#### [Given entries]
------------------------------------------------------------

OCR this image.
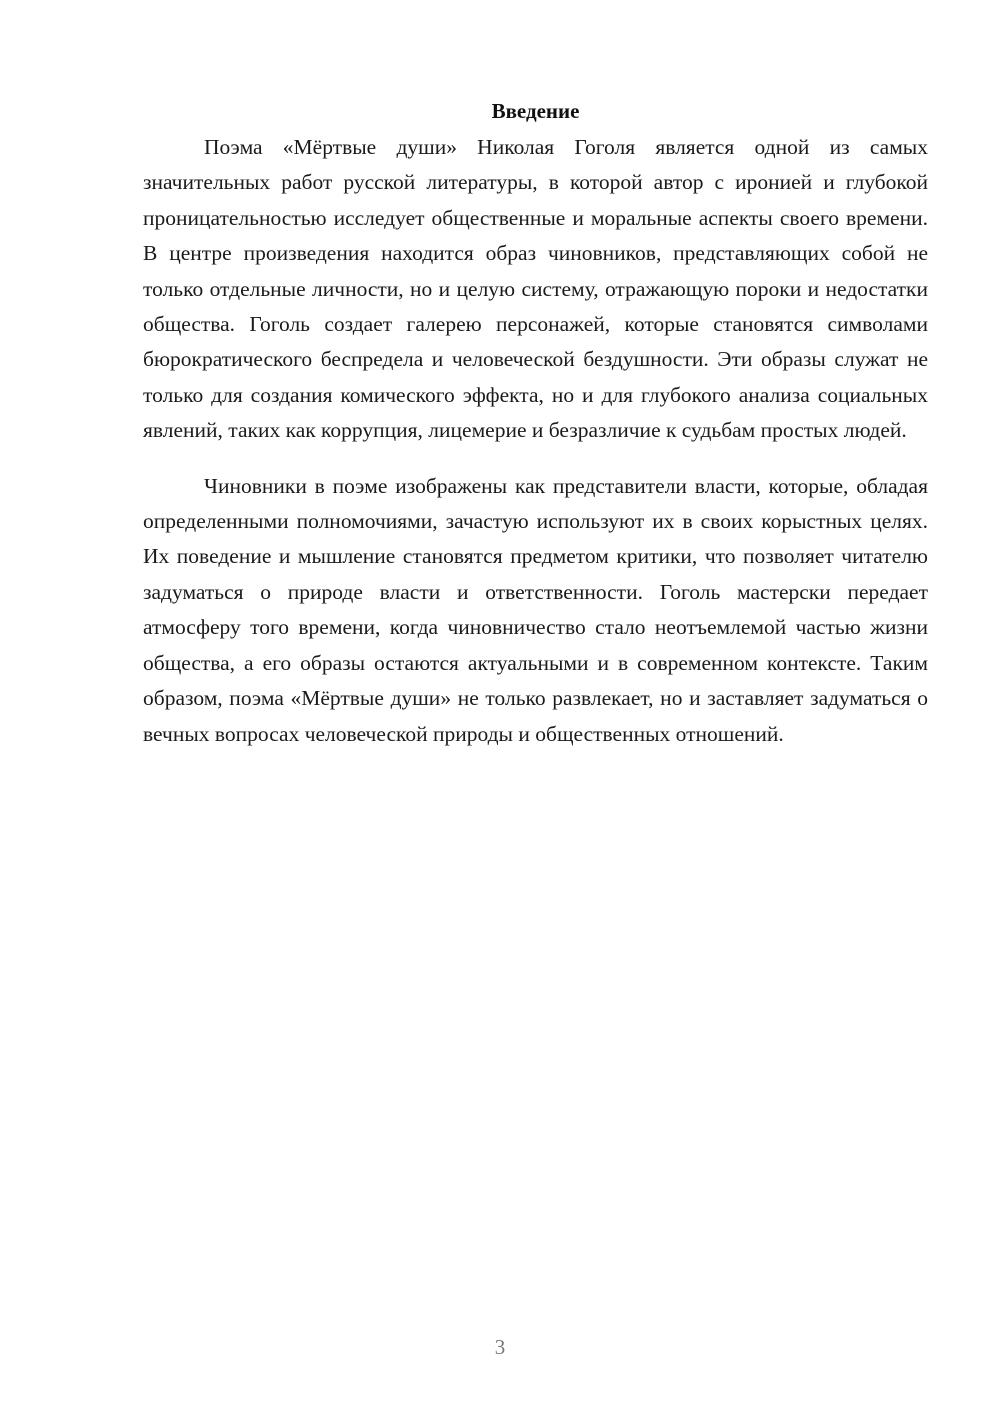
Введение

Поэма «Мёртвые души» Николая Гоголя является одной из самых значительных работ русской литературы, в которой автор с иронией и глубокой проницательностью исследует общественные и моральные аспекты своего времени. В центре произведения находится образ чиновников, представляющих собой не только отдельные личности, но и целую систему, отражающую пороки и недостатки общества. Гоголь создает галерею персонажей, которые становятся символами бюрократического беспредела и человеческой бездушности. Эти образы служат не только для создания комического эффекта, но и для глубокого анализа социальных явлений, таких как коррупция, лицемерие и безразличие к судьбам простых людей.

Чиновники в поэме изображены как представители власти, которые, обладая определенными полномочиями, зачастую используют их в своих корыстных целях. Их поведение и мышление становятся предметом критики, что позволяет читателю задуматься о природе власти и ответственности. Гоголь мастерски передает атмосферу того времени, когда чиновничество стало неотъемлемой частью жизни общества, а его образы остаются актуальными и в современном контексте. Таким образом, поэма «Мёртвые души» не только развлекает, но и заставляет задуматься о вечных вопросах человеческой природы и общественных отношений.

3
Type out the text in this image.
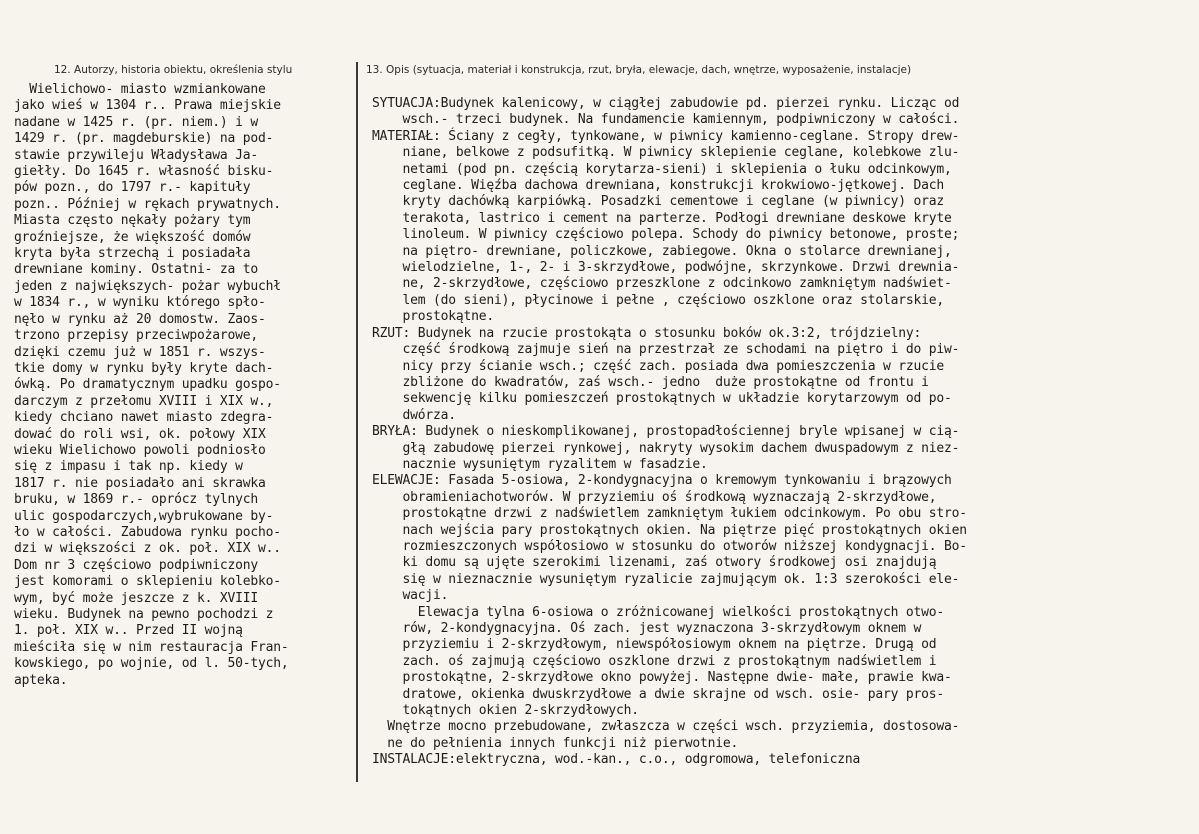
12. Autorzy, historia obiektu, określenia stylu	13. Opis (sytuacja, materiał i konstrukcja, rzut, bryła, elewacje, dach, wnętrze, wyposażenie, instalacje)
Wielichowo- miasto wzmiankowane
jako wieś w 1304 r.. Prawa miejskie
nadane w 1425 r. (pr. niem.) i w
1429 r. (pr. magdeburskie) na pod-
stawie przywileju Władysława Ja-
giełły. Do 1645 r. własność bisku-
pów pozn., do 1797 r.- kapituły
pozn.. Później w rękach prywatnych.
Miasta często nękały pożary tym
groźniejsze, że większość domów
kryta była strzechą i posiadała
drewniane kominy. Ostatni- za to
jeden z największych- pożar wybuchł
w 1834 r., w wyniku którego spło-
nęło w rynku aż 20 domostw. Zaos-
trzono przepisy przeciwpożarowe,
dzięki czemu już w 1851 r. wszys-
tkie domy w rynku były kryte dach-
ówką. Po dramatycznym upadku gospo-
darczym z przełomu XVIII i XIX w.,
kiedy chciano nawet miasto zdegra-
dować do roli wsi, ok. połowy XIX
wieku Wielichowo powoli podniosło
się z impasu i tak np. kiedy w
1817 r. nie posiadało ani skrawka
bruku, w 1869 r.- oprócz tylnych
ulic gospodarczych,wybrukowane by-
ło w całości. Zabudowa rynku pocho-
dzi w większości z ok. poł. XIX w..
Dom nr 3 częściowo podpiwniczony
jest komorami o sklepieniu kolebko-
wym, być może jeszcze z k. XVIII
wieku. Budynek na pewno pochodzi z
1. poł. XIX w.. Przed II wojną
mieściła się w nim restauracja Fran-
kowskiego, po wojnie, od l. 50-tych,
apteka.
SYTUACJA:Budynek kalenicowy, w ciągłej zabudowie pd. pierzei rynku. Licząc od
wsch.- trzeci budynek. Na fundamencie kamiennym, podpiwniczony w całości.
MATERIAŁ: Ściany z cegły, tynkowane, w piwnicy kamienno-ceglane. Stropy drew-
niane, belkowe z podsufitką. W piwnicy sklepienie ceglane, kolebkowe zlu-
netami (pod pn. częścią korytarza-sieni) i sklepienia o łuku odcinkowym,
ceglane. Więźba dachowa drewniana, konstrukcji krokwiowo-jętkowej. Dach
kryty dachówką karpiówką. Posadzki cementowe i ceglane (w piwnicy) oraz
terakota, lastrico i cement na parterze. Podłogi drewniane deskowe kryte
linoleum. W piwnicy częściowo polepa. Schody do piwnicy betonowe, proste;
na piętro- drewniane, policzkowe, zabiegowe. Okna o stolarce drewnianej,
wielodzielne, 1-, 2- i 3-skrzydłowe, podwójne, skrzynkowe. Drzwi drewnia-
ne, 2-skrzydłowe, częściowo przeszklone z odcinkowo zamkniętym nadświet-
lem (do sieni), płycinowe i pełne , częściowo oszklone oraz stolarskie,
prostokątne.
RZUT: Budynek na rzucie prostokąta o stosunku boków ok.3:2, trójdzielny:
część środkową zajmuje sień na przestrzał ze schodami na piętro i do piw-
nicy przy ścianie wsch.; część zach. posiada dwa pomieszczenia w rzucie
zbliżone do kwadratów, zaś wsch.- jedno  duże prostokątne od frontu i
sekwencję kilku pomieszczeń prostokątnych w układzie korytarzowym od po-
dwórza.
BRYŁA: Budynek o nieskomplikowanej, prostopadłościennej bryle wpisanej w cią-
głą zabudowę pierzei rynkowej, nakryty wysokim dachem dwuspadowym z niez-
nacznie wysuniętym ryzalitem w fasadzie.
ELEWACJE: Fasada 5-osiowa, 2-kondygnacyjna o kremowym tynkowaniu i brązowych
obramieniachotworów. W przyziemiu oś środkową wyznaczają 2-skrzydłowe,
prostokątne drzwi z nadświetlem zamkniętym łukiem odcinkowym. Po obu stro-
nach wejścia pary prostokątnych okien. Na piętrze pięć prostokątnych okien
rozmieszczonych współosiowo w stosunku do otworów niższej kondygnacji. Bo-
ki domu są ujęte szerokimi lizenami, zaś otwory środkowej osi znajdują
się w nieznacznie wysuniętym ryzalicie zajmującym ok. 1:3 szerokości ele-
wacji.
Elewacja tylna 6-osiowa o zróżnicowanej wielkości prostokątnych otwo-
rów, 2-kondygnacyjna. Oś zach. jest wyznaczona 3-skrzydłowym oknem w
przyziemiu i 2-skrzydłowym, niewspółosiowym oknem na piętrze. Drugą od
zach. oś zajmują częściowo oszklone drzwi z prostokątnym nadświetlem i
prostokątne, 2-skrzydłowe okno powyżej. Następne dwie- małe, prawie kwa-
dratowe, okienka dwuskrzydłowe a dwie skrajne od wsch. osie- pary pros-
tokątnych okien 2-skrzydłowych.
Wnętrze mocno przebudowane, zwłaszcza w części wsch. przyziemia, dostosowa-
ne do pełnienia innych funkcji niż pierwotnie.
INSTALACJE:elektryczna, wod.-kan., c.o., odgromowa, telefoniczna
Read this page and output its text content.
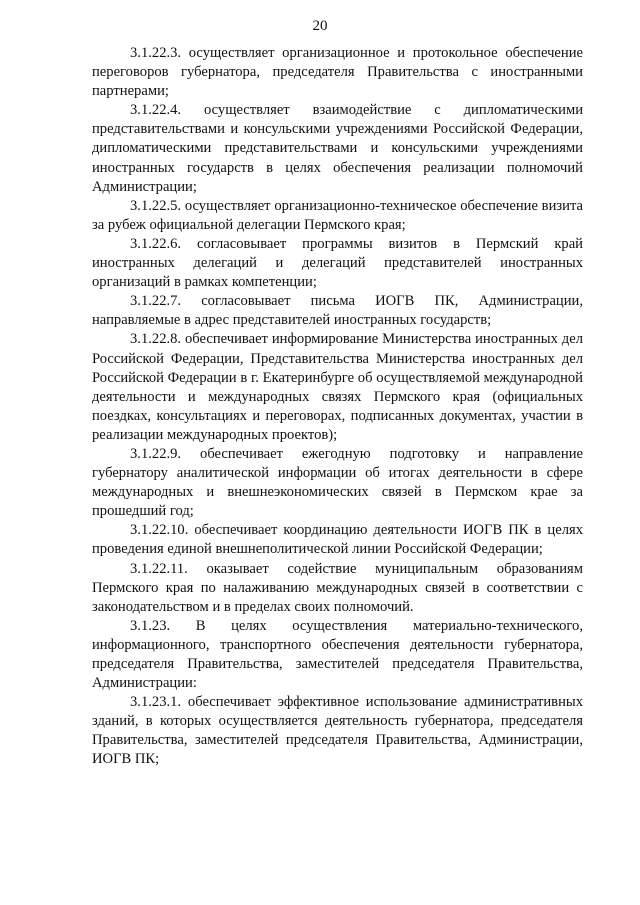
20

3.1.22.3. осуществляет организационное и протокольное обеспечение переговоров губернатора, председателя Правительства с иностранными партнерами;

3.1.22.4. осуществляет взаимодействие с дипломатическими представительствами и консульскими учреждениями Российской Федерации, дипломатическими представительствами и консульскими учреждениями иностранных государств в целях обеспечения реализации полномочий Администрации;

3.1.22.5. осуществляет организационно-техническое обеспечение визита за рубеж официальной делегации Пермского края;

3.1.22.6. согласовывает программы визитов в Пермский край иностранных делегаций и делегаций представителей иностранных организаций в рамках компетенции;

3.1.22.7. согласовывает письма ИОГВ ПК, Администрации, направляемые в адрес представителей иностранных государств;

3.1.22.8. обеспечивает информирование Министерства иностранных дел Российской Федерации, Представительства Министерства иностранных дел Российской Федерации в г. Екатеринбурге об осуществляемой международной деятельности и международных связях Пермского края (официальных поездках, консультациях и переговорах, подписанных документах, участии в реализации международных проектов);

3.1.22.9. обеспечивает ежегодную подготовку и направление губернатору аналитической информации об итогах деятельности в сфере международных и внешнеэкономических связей в Пермском крае за прошедший год;

3.1.22.10. обеспечивает координацию деятельности ИОГВ ПК в целях проведения единой внешнеполитической линии Российской Федерации;

3.1.22.11. оказывает содействие муниципальным образованиям Пермского края по налаживанию международных связей в соответствии с законодательством и в пределах своих полномочий.

3.1.23. В целях осуществления материально-технического, информационного, транспортного обеспечения деятельности губернатора, председателя Правительства, заместителей председателя Правительства, Администрации:

3.1.23.1. обеспечивает эффективное использование административных зданий, в которых осуществляется деятельность губернатора, председателя Правительства, заместителей председателя Правительства, Администрации, ИОГВ ПК;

------------------------------------------------------------

#### [Task requirements]
Find each line holding the string "XVIII" and copy it out.

#### [Task response]
darczym z przełomu XVIII i XIX w.,
wym, być może jeszcze z k. XVIII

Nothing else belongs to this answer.